▸ **ENTRIES**
□ □ □ □ □ □ □

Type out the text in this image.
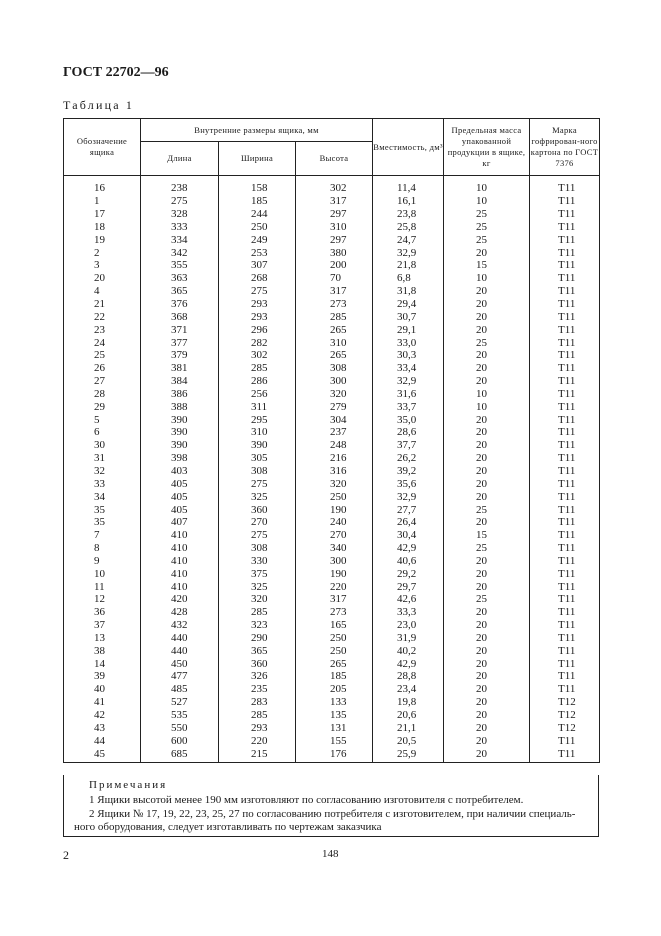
ГОСТ 22702—96
Таблица 1
Обозначение ящика	Внутренние размеры ящика, мм			Вместимость, дм³	Предельная масса упакованной продукции в ящике, кг	Марка гофрирован-ного картона по ГОСТ 7376
	Длина	Ширина	Высота			

16	238	158	302	11,4	10	T11
1	275	185	317	16,1	10	T11
17	328	244	297	23,8	25	T11
18	333	250	310	25,8	25	T11
19	334	249	297	24,7	25	T11
2	342	253	380	32,9	20	T11
3	355	307	200	21,8	15	T11
20	363	268	70	6,8	10	T11
4	365	275	317	31,8	20	T11
21	376	293	273	29,4	20	T11
22	368	293	285	30,7	20	T11
23	371	296	265	29,1	20	T11
24	377	282	310	33,0	25	T11
25	379	302	265	30,3	20	T11
26	381	285	308	33,4	20	T11
27	384	286	300	32,9	20	T11
28	386	256	320	31,6	10	T11
29	388	311	279	33,7	10	T11
5	390	295	304	35,0	20	T11
6	390	310	237	28,6	20	T11
30	390	390	248	37,7	20	T11
31	398	305	216	26,2	20	T11
32	403	308	316	39,2	20	T11
33	405	275	320	35,6	20	T11
34	405	325	250	32,9	20	T11
35	405	360	190	27,7	25	T11
35	407	270	240	26,4	20	T11
7	410	275	270	30,4	15	T11
8	410	308	340	42,9	25	T11
9	410	330	300	40,6	20	T11
10	410	375	190	29,2	20	T11
11	410	325	220	29,7	20	T11
12	420	320	317	42,6	25	T11
36	428	285	273	33,3	20	T11
37	432	323	165	23,0	20	T11
13	440	290	250	31,9	20	T11
38	440	365	250	40,2	20	T11
14	450	360	265	42,9	20	T11
39	477	326	185	28,8	20	T11
40	485	235	205	23,4	20	T11
41	527	283	133	19,8	20	T12
42	535	285	135	20,6	20	T12
43	550	293	131	21,1	20	T12
44	600	220	155	20,5	20	T11
45	685	215	176	25,9	20	T11
Примечания
1 Ящики высотой менее 190 мм изготовляют по согласованию изготовителя с потребителем.
2 Ящики № 17, 19, 22, 23, 25, 27 по согласованию потребителя с изготовителем, при наличии специаль-
ного оборудования, следует изготавливать по чертежам заказчика
2	148
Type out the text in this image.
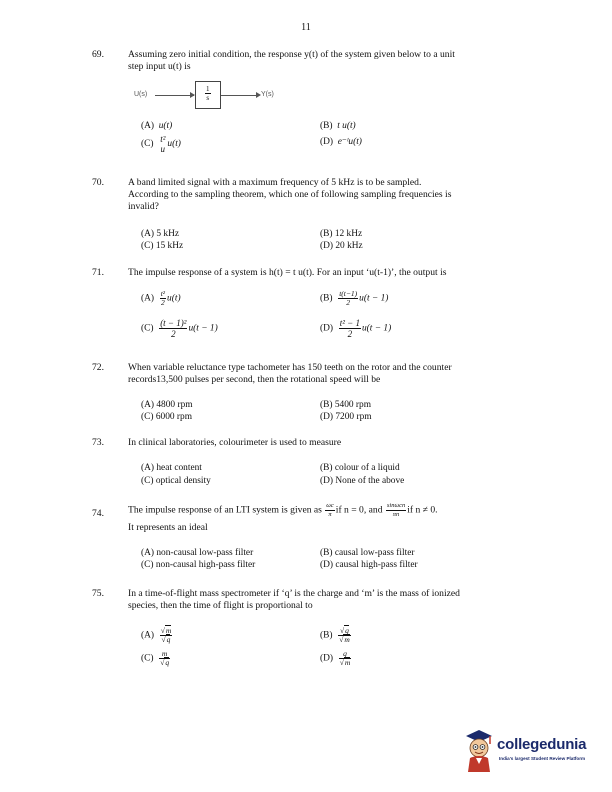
11
69.	Assuming zero initial condition, the response y(t) of the system given below to a unit
step input u(t) is
U(s)	$\frac{1}{s}$	Y(s)
(A) u(t)	(B) t u(t)
(C)
t²
u u(t)	(D) e⁻ᵗu(t)
70.	A band limited signal with a maximum frequency of 5 kHz is to be sampled.
According to the sampling theorem, which one of following sampling frequencies is
invalid?
(A) 5 kHz	(B) 12 kHz
(C) 15 kHz	(D) 20 kHz
71.	The impulse response of a system is h(t) = t u(t). For an input ‘u(t-1)’, the output is
$(A) \frac{\text{t²}}{2} u(t)$	$(B) \frac{t(t-1)}{2} u(t - 1)$
$(C) \frac{\text{(t − 1)²}}{2} u(t - 1)$	$(D) \frac{\text{t² − 1}}{2} u(t - 1)$
72.	When variable reluctance type tachometer has 150 teeth on the rotor and the counter
records13,500 pulses per second, then the rotational speed will be
(A) 4800 rpm	(B) 5400 rpm
(C) 6000 rpm	(D) 7200 rpm
73.	In clinical laboratories, colourimeter is used to measure
(A) heat content	(B) colour of a liquid
(C) optical density	(D) None of the above
74.	The impulse response of an LTI system is given as $\frac{\omega c}{\pi}$ if n = 0, and $\frac{\text{sinωcn}}{\pi n}$ if n ≠ 0.
It represents an ideal
(A) non-causal low-pass filter	(B) causal low-pass filter
(C) non-causal high-pass filter	(D) causal high-pass filter
75.	In a time-of-flight mass spectrometer if ‘q’ is the charge and ‘m’ is the mass of ionized
species, then the time of flight is proportional to
$(A) \frac{√m}{√q}$	$(B) \frac{√q}{√m}$
$(C) \frac{m}{√q}$	$(D) \frac{q}{√m}$
collegedunia
India's largest Student Review Platform
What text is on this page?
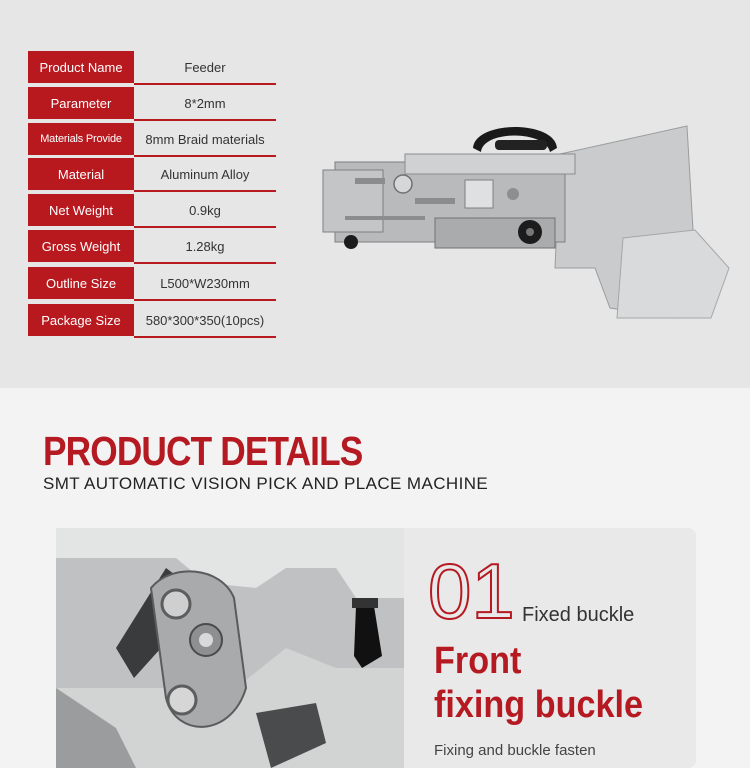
Product Name	Feeder
Parameter	8*2mm
Materials Provide	8mm Braid materials
Material	Aluminum Alloy
Net Weight	0.9kg
Gross Weight	1.28kg
Outline Size	L500*W230mm
Package Size	580*300*350(10pcs)
PRODUCT DETAILS
SMT AUTOMATIC VISION PICK AND PLACE MACHINE
01 Fixed buckle
Front
fixing buckle
Fixing and buckle fasten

□ □ □ □ □ □ □

▸ **THE TASK**
List the lines that contain the word "given".

▸ **COMPLETE ANSWER**
69.	Assuming zero initial condition, the response y(t) of the system given below to a unit
74.	The impulse response of an LTI system is given as $\frac{\omega c}{\pi}$ if n = 0, and $\frac{\text{sinωcn}}{\pi n}$ if n ≠ 0.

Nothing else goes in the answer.